### WORK REQUIRED
Once you have read the records below, print them again exactly as they stand.

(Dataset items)
───

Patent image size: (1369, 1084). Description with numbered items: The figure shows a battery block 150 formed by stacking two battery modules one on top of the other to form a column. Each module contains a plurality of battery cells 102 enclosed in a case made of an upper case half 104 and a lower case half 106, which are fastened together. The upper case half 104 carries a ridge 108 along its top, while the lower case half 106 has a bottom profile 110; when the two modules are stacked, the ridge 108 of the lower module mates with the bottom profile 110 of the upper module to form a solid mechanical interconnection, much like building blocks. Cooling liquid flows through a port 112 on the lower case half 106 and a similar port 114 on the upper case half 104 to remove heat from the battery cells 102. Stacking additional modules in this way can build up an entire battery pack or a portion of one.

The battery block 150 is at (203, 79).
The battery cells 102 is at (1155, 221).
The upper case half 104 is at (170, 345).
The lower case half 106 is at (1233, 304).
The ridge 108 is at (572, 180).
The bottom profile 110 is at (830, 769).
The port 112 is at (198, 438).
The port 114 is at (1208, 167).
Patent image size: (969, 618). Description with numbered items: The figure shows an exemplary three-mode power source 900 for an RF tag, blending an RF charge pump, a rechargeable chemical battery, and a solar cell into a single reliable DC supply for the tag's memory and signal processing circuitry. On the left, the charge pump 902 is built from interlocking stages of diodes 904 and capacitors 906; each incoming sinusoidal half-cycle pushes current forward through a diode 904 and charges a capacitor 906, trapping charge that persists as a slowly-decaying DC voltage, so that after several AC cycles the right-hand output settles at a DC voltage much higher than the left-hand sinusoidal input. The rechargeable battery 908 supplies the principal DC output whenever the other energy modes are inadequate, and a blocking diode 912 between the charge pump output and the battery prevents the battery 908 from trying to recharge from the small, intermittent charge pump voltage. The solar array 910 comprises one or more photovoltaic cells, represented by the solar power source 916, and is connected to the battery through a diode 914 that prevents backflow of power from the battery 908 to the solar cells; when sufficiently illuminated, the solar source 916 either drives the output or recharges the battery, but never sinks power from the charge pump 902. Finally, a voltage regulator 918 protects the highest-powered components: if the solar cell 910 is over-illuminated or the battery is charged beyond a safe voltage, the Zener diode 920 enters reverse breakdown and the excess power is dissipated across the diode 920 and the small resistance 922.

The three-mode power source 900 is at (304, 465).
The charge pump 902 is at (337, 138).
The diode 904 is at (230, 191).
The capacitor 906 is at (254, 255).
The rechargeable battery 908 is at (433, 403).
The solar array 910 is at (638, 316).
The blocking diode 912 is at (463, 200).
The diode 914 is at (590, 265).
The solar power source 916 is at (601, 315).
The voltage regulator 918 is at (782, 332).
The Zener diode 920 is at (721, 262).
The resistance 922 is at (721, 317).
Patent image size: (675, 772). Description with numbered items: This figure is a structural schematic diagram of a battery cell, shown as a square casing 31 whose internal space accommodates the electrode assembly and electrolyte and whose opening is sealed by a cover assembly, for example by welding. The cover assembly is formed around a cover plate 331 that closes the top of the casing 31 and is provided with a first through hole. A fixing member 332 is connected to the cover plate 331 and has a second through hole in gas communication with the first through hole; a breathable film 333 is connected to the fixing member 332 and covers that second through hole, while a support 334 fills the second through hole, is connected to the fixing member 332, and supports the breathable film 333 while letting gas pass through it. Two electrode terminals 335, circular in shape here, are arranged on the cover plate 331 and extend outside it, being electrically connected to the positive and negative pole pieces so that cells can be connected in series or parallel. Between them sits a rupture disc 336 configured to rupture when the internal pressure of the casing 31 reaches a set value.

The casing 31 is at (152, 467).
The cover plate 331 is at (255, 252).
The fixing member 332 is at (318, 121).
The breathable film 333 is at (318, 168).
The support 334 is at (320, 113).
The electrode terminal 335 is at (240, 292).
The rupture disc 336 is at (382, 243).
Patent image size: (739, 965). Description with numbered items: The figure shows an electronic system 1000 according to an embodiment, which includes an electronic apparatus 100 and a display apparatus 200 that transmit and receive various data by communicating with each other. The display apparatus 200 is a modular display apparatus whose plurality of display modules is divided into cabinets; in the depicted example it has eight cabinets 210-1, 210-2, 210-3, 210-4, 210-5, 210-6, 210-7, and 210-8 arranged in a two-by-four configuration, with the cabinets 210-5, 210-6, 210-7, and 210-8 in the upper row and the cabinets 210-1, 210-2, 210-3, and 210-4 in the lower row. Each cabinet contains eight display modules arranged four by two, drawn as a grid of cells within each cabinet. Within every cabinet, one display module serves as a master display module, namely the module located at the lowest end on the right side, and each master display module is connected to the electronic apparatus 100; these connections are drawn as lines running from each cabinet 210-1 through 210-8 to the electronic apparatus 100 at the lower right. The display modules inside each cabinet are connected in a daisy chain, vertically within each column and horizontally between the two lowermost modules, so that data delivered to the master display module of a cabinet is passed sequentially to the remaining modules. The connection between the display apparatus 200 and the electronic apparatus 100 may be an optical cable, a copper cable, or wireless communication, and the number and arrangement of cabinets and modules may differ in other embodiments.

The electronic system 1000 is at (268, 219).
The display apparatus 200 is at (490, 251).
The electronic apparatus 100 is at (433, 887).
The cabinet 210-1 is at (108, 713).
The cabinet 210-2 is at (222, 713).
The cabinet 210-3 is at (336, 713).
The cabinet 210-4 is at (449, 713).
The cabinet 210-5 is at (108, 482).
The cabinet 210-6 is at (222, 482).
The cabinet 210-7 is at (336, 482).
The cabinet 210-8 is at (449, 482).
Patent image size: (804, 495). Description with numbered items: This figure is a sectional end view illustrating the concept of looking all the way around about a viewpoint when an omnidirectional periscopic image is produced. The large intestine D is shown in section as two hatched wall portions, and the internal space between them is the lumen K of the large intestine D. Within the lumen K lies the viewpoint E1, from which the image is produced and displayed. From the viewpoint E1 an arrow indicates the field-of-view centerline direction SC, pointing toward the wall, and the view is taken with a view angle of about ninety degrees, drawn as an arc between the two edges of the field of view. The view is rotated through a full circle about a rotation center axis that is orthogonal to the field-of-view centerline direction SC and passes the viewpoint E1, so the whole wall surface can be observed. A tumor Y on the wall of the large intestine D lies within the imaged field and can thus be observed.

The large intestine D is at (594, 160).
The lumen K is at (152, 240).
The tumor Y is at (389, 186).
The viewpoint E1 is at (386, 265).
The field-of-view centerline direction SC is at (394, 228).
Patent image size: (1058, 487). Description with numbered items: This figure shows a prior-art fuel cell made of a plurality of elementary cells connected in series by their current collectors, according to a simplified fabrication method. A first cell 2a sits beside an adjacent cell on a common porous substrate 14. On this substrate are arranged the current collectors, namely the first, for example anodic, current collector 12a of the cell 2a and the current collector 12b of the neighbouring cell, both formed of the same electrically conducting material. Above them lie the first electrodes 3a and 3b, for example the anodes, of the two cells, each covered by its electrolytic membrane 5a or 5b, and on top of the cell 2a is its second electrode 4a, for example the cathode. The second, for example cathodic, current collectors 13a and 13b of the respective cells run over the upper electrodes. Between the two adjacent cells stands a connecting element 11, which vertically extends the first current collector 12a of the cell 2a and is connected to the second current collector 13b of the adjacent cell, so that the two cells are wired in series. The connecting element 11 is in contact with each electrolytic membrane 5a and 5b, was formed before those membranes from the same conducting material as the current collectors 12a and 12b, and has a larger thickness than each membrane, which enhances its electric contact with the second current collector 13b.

───

### YOUR SOLUTION
Patent image size: (1369, 1084). Description with numbered items: The figure shows a battery block 150 formed by stacking two battery modules one on top of the other to form a column. Each module contains a plurality of battery cells 102 enclosed in a case made of an upper case half 104 and a lower case half 106, which are fastened together. The upper case half 104 carries a ridge 108 along its top, while the lower case half 106 has a bottom profile 110; when the two modules are stacked, the ridge 108 of the lower module mates with the bottom profile 110 of the upper module to form a solid mechanical interconnection, much like building blocks. Cooling liquid flows through a port 112 on the lower case half 106 and a similar port 114 on the upper case half 104 to remove heat from the battery cells 102. Stacking additional modules in this way can build up an entire battery pack or a portion of one.

The battery block 150 is at (203, 79).
The battery cells 102 is at (1155, 221).
The upper case half 104 is at (170, 345).
The lower case half 106 is at (1233, 304).
The ridge 108 is at (572, 180).
The bottom profile 110 is at (830, 769).
The port 112 is at (198, 438).
The port 114 is at (1208, 167).
Patent image size: (969, 618). Description with numbered items: The figure shows an exemplary three-mode power source 900 for an RF tag, blending an RF charge pump, a rechargeable chemical battery, and a solar cell into a single reliable DC supply for the tag's memory and signal processing circuitry. On the left, the charge pump 902 is built from interlocking stages of diodes 904 and capacitors 906; each incoming sinusoidal half-cycle pushes current forward through a diode 904 and charges a capacitor 906, trapping charge that persists as a slowly-decaying DC voltage, so that after several AC cycles the right-hand output settles at a DC voltage much higher than the left-hand sinusoidal input. The rechargeable battery 908 supplies the principal DC output whenever the other energy modes are inadequate, and a blocking diode 912 between the charge pump output and the battery prevents the battery 908 from trying to recharge from the small, intermittent charge pump voltage. The solar array 910 comprises one or more photovoltaic cells, represented by the solar power source 916, and is connected to the battery through a diode 914 that prevents backflow of power from the battery 908 to the solar cells; when sufficiently illuminated, the solar source 916 either drives the output or recharges the battery, but never sinks power from the charge pump 902. Finally, a voltage regulator 918 protects the highest-powered components: if the solar cell 910 is over-illuminated or the battery is charged beyond a safe voltage, the Zener diode 920 enters reverse breakdown and the excess power is dissipated across the diode 920 and the small resistance 922.

The three-mode power source 900 is at (304, 465).
The charge pump 902 is at (337, 138).
The diode 904 is at (230, 191).
The capacitor 906 is at (254, 255).
The rechargeable battery 908 is at (433, 403).
The solar array 910 is at (638, 316).
The blocking diode 912 is at (463, 200).
The diode 914 is at (590, 265).
The solar power source 916 is at (601, 315).
The voltage regulator 918 is at (782, 332).
The Zener diode 920 is at (721, 262).
The resistance 922 is at (721, 317).
Patent image size: (675, 772). Description with numbered items: This figure is a structural schematic diagram of a battery cell, shown as a square casing 31 whose internal space accommodates the electrode assembly and electrolyte and whose opening is sealed by a cover assembly, for example by welding. The cover assembly is formed around a cover plate 331 that closes the top of the casing 31 and is provided with a first through hole. A fixing member 332 is connected to the cover plate 331 and has a second through hole in gas communication with the first through hole; a breathable film 333 is connected to the fixing member 332 and covers that second through hole, while a support 334 fills the second through hole, is connected to the fixing member 332, and supports the breathable film 333 while letting gas pass through it. Two electrode terminals 335, circular in shape here, are arranged on the cover plate 331 and extend outside it, being electrically connected to the positive and negative pole pieces so that cells can be connected in series or parallel. Between them sits a rupture disc 336 configured to rupture when the internal pressure of the casing 31 reaches a set value.

The casing 31 is at (152, 467).
The cover plate 331 is at (255, 252).
The fixing member 332 is at (318, 121).
The breathable film 333 is at (318, 168).
The support 334 is at (320, 113).
The electrode terminal 335 is at (240, 292).
The rupture disc 336 is at (382, 243).
Patent image size: (739, 965). Description with numbered items: The figure shows an electronic system 1000 according to an embodiment, which includes an electronic apparatus 100 and a display apparatus 200 that transmit and receive various data by communicating with each other. The display apparatus 200 is a modular display apparatus whose plurality of display modules is divided into cabinets; in the depicted example it has eight cabinets 210-1, 210-2, 210-3, 210-4, 210-5, 210-6, 210-7, and 210-8 arranged in a two-by-four configuration, with the cabinets 210-5, 210-6, 210-7, and 210-8 in the upper row and the cabinets 210-1, 210-2, 210-3, and 210-4 in the lower row. Each cabinet contains eight display modules arranged four by two, drawn as a grid of cells within each cabinet. Within every cabinet, one display module serves as a master display module, namely the module located at the lowest end on the right side, and each master display module is connected to the electronic apparatus 100; these connections are drawn as lines running from each cabinet 210-1 through 210-8 to the electronic apparatus 100 at the lower right. The display modules inside each cabinet are connected in a daisy chain, vertically within each column and horizontally between the two lowermost modules, so that data delivered to the master display module of a cabinet is passed sequentially to the remaining modules. The connection between the display apparatus 200 and the electronic apparatus 100 may be an optical cable, a copper cable, or wireless communication, and the number and arrangement of cabinets and modules may differ in other embodiments.

The electronic system 1000 is at (268, 219).
The display apparatus 200 is at (490, 251).
The electronic apparatus 100 is at (433, 887).
The cabinet 210-1 is at (108, 713).
The cabinet 210-2 is at (222, 713).
The cabinet 210-3 is at (336, 713).
The cabinet 210-4 is at (449, 713).
The cabinet 210-5 is at (108, 482).
The cabinet 210-6 is at (222, 482).
The cabinet 210-7 is at (336, 482).
The cabinet 210-8 is at (449, 482).
Patent image size: (804, 495). Description with numbered items: This figure is a sectional end view illustrating the concept of looking all the way around about a viewpoint when an omnidirectional periscopic image is produced. The large intestine D is shown in section as two hatched wall portions, and the internal space between them is the lumen K of the large intestine D. Within the lumen K lies the viewpoint E1, from which the image is produced and displayed. From the viewpoint E1 an arrow indicates the field-of-view centerline direction SC, pointing toward the wall, and the view is taken with a view angle of about ninety degrees, drawn as an arc between the two edges of the field of view. The view is rotated through a full circle about a rotation center axis that is orthogonal to the field-of-view centerline direction SC and passes the viewpoint E1, so the whole wall surface can be observed. A tumor Y on the wall of the large intestine D lies within the imaged field and can thus be observed.

The large intestine D is at (594, 160).
The lumen K is at (152, 240).
The tumor Y is at (389, 186).
The viewpoint E1 is at (386, 265).
The field-of-view centerline direction SC is at (394, 228).
Patent image size: (1058, 487). Description with numbered items: This figure shows a prior-art fuel cell made of a plurality of elementary cells connected in series by their current collectors, according to a simplified fabrication method. A first cell 2a sits beside an adjacent cell on a common porous substrate 14. On this substrate are arranged the current collectors, namely the first, for example anodic, current collector 12a of the cell 2a and the current collector 12b of the neighbouring cell, both formed of the same electrically conducting material. Above them lie the first electrodes 3a and 3b, for example the anodes, of the two cells, each covered by its electrolytic membrane 5a or 5b, and on top of the cell 2a is its second electrode 4a, for example the cathode. The second, for example cathodic, current collectors 13a and 13b of the respective cells run over the upper electrodes. Between the two adjacent cells stands a connecting element 11, which vertically extends the first current collector 12a of the cell 2a and is connected to the second current collector 13b of the adjacent cell, so that the two cells are wired in series. The connecting element 11 is in contact with each electrolytic membrane 5a and 5b, was formed before those membranes from the same conducting material as the current collectors 12a and 12b, and has a larger thickness than each membrane, which enhances its electric contact with the second current collector 13b.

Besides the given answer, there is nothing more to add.